[Given request] Return all lines where the word "Siddha" can be found.

•••

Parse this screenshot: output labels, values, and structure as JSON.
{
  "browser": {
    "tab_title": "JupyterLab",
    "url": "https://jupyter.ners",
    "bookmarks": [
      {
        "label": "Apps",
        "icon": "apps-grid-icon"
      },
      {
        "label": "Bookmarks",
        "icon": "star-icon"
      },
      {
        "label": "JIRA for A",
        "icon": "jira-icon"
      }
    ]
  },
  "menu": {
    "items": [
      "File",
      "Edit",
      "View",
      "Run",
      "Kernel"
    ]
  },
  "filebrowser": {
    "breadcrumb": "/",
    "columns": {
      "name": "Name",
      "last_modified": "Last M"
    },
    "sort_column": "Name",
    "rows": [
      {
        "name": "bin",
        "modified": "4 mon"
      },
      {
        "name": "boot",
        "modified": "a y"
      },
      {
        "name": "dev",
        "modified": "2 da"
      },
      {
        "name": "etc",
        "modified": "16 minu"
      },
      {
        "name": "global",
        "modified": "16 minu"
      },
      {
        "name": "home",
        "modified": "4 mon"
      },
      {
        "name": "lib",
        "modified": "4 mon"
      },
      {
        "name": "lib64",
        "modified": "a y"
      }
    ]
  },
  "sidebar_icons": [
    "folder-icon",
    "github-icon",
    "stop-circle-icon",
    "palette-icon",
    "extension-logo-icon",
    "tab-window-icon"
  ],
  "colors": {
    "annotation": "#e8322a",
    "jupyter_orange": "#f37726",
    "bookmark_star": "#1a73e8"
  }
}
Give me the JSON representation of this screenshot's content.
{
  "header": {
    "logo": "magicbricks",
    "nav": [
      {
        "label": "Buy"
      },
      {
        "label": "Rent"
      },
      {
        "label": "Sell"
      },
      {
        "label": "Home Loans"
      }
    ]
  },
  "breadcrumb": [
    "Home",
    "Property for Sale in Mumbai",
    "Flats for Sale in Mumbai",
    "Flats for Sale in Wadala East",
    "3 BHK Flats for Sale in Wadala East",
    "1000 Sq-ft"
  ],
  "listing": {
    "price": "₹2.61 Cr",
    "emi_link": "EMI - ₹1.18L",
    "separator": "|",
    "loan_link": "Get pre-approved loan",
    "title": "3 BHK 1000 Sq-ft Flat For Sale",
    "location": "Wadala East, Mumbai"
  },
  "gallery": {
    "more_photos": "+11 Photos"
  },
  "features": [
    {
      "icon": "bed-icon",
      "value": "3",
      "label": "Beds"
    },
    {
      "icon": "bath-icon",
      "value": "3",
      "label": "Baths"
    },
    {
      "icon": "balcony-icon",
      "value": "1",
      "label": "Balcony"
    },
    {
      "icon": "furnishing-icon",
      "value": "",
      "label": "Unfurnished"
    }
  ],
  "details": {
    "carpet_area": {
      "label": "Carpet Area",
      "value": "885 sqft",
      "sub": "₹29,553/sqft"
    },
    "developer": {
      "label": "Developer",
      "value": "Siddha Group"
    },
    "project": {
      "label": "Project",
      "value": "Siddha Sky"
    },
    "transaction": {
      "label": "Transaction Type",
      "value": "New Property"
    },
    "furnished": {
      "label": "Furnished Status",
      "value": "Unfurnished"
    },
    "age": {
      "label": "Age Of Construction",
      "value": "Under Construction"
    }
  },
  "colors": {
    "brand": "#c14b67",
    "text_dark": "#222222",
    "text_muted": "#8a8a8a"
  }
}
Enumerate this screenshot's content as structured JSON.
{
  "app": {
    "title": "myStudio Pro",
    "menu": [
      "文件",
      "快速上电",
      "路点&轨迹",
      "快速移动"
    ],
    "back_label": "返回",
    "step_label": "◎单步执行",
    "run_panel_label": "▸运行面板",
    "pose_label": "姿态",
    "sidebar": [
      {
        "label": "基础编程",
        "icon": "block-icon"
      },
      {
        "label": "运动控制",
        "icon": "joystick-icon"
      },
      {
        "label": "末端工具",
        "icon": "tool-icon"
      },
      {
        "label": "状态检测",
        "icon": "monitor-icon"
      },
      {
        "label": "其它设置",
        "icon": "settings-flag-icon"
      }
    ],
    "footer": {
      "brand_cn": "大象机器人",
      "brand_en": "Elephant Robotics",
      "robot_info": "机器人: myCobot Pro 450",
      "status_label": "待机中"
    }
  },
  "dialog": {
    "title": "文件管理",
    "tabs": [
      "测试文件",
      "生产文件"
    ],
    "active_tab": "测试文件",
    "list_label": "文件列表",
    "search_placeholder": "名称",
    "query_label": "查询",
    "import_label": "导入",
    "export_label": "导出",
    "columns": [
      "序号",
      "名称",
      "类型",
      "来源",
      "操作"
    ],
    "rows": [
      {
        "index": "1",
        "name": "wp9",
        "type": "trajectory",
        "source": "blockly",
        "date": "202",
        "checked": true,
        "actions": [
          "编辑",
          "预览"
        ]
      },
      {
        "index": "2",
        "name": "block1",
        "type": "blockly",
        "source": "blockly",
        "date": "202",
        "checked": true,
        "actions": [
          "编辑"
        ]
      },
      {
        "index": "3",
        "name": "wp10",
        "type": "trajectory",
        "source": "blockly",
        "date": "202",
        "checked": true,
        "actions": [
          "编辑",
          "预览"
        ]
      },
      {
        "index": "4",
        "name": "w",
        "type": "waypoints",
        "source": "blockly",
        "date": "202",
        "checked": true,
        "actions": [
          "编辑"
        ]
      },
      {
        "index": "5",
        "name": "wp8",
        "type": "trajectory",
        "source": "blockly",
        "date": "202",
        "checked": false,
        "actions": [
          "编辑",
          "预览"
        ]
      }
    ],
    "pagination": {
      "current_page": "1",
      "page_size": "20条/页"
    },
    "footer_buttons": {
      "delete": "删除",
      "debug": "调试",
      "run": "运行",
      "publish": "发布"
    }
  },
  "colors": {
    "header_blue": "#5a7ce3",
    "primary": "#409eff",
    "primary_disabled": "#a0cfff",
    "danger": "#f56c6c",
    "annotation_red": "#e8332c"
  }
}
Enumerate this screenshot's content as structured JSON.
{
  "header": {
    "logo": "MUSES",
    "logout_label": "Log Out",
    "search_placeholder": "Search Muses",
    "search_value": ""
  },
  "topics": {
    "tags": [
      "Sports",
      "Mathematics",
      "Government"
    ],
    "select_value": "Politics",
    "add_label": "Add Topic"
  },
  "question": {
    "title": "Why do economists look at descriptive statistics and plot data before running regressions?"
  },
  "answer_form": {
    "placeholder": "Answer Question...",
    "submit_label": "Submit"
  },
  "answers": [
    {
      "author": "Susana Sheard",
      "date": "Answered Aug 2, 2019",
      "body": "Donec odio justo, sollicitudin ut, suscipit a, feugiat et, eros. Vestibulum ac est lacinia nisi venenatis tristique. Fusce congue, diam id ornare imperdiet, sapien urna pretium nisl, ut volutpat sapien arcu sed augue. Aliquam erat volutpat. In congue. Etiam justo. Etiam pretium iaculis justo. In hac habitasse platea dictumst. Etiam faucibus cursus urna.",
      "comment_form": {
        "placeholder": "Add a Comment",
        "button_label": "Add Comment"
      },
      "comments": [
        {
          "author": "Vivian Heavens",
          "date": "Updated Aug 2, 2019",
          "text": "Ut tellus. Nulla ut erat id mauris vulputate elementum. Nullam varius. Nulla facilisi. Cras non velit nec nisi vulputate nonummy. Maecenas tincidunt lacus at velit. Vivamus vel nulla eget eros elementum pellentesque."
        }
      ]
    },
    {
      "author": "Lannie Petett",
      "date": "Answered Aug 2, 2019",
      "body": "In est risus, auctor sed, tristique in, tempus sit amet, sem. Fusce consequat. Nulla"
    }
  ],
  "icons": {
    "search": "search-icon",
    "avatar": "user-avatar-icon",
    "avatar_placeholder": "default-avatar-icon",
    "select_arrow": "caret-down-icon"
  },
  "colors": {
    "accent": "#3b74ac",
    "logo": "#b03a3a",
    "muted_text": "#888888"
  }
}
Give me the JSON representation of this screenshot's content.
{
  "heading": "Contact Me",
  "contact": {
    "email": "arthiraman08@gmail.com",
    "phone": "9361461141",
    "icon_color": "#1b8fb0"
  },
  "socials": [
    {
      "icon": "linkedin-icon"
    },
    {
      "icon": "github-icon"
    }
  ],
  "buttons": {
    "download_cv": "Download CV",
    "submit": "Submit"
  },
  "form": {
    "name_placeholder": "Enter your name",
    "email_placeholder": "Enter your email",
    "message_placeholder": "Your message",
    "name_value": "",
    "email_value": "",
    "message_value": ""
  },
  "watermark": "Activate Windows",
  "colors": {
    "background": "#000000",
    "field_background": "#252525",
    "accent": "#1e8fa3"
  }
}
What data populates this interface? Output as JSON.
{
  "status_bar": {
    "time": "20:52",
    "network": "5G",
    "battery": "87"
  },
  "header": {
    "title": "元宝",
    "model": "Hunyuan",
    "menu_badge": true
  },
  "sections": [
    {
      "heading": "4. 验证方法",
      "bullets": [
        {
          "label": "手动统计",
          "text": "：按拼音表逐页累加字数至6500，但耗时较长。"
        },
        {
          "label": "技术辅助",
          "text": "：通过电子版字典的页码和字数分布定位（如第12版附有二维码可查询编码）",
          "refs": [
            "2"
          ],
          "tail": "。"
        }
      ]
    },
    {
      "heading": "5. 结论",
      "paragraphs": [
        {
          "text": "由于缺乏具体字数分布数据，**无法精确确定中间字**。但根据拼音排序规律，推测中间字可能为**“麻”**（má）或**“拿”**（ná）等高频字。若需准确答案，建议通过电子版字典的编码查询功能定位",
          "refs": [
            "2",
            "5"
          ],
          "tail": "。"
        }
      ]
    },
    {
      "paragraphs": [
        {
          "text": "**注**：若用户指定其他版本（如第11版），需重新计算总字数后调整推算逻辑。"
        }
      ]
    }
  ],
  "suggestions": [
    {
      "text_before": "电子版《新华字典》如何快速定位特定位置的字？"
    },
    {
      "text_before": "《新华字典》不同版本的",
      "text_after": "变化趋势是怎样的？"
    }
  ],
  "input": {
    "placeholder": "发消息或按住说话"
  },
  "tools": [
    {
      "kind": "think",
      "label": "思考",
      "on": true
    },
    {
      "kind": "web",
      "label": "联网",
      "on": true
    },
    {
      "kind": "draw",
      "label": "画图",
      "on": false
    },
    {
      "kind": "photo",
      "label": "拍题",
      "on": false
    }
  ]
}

•••

[Exercise solution]
      "value": "Siddha Group"
      "value": "Siddha Sky"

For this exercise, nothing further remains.